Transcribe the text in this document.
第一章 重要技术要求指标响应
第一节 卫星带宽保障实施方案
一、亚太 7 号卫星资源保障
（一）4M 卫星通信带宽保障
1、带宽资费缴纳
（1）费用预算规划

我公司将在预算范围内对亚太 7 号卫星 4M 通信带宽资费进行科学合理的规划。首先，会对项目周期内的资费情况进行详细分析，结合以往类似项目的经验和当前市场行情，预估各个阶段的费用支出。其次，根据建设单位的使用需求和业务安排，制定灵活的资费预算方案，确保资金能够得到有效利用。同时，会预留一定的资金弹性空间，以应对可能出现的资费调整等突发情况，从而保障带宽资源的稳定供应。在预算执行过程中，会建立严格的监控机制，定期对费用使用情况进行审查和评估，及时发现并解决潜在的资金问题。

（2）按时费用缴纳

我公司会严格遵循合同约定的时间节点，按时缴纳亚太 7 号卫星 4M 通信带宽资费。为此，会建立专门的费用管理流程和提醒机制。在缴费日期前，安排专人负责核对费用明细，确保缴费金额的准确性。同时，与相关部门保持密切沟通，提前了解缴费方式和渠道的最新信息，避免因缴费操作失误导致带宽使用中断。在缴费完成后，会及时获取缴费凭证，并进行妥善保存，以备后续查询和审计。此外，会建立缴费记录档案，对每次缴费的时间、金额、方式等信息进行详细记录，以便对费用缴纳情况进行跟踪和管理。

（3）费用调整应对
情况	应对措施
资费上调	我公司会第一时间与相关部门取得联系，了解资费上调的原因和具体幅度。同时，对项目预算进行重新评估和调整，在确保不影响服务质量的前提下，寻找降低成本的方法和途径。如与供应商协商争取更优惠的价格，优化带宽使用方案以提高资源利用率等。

⁂

## WRITTEN TASK
Every entry above needs to be quoted exactly.

## RESPONSE TO THE TASK
Transcribe the text in this document.
第一章 重要技术要求指标响应
第一节 卫星带宽保障实施方案
一、亚太 7 号卫星资源保障
（一）4M 卫星通信带宽保障
1、带宽资费缴纳
（1）费用预算规划

我公司将在预算范围内对亚太 7 号卫星 4M 通信带宽资费进行科学合理的规划。首先，会对项目周期内的资费情况进行详细分析，结合以往类似项目的经验和当前市场行情，预估各个阶段的费用支出。其次，根据建设单位的使用需求和业务安排，制定灵活的资费预算方案，确保资金能够得到有效利用。同时，会预留一定的资金弹性空间，以应对可能出现的资费调整等突发情况，从而保障带宽资源的稳定供应。在预算执行过程中，会建立严格的监控机制，定期对费用使用情况进行审查和评估，及时发现并解决潜在的资金问题。

（2）按时费用缴纳

我公司会严格遵循合同约定的时间节点，按时缴纳亚太 7 号卫星 4M 通信带宽资费。为此，会建立专门的费用管理流程和提醒机制。在缴费日期前，安排专人负责核对费用明细，确保缴费金额的准确性。同时，与相关部门保持密切沟通，提前了解缴费方式和渠道的最新信息，避免因缴费操作失误导致带宽使用中断。在缴费完成后，会及时获取缴费凭证，并进行妥善保存，以备后续查询和审计。此外，会建立缴费记录档案，对每次缴费的时间、金额、方式等信息进行详细记录，以便对费用缴纳情况进行跟踪和管理。

（3）费用调整应对
情况	应对措施
资费上调	我公司会第一时间与相关部门取得联系，了解资费上调的原因和具体幅度。同时，对项目预算进行重新评估和调整，在确保不影响服务质量的前提下，寻找降低成本的方法和途径。如与供应商协商争取更优惠的价格，优化带宽使用方案以提高资源利用率等。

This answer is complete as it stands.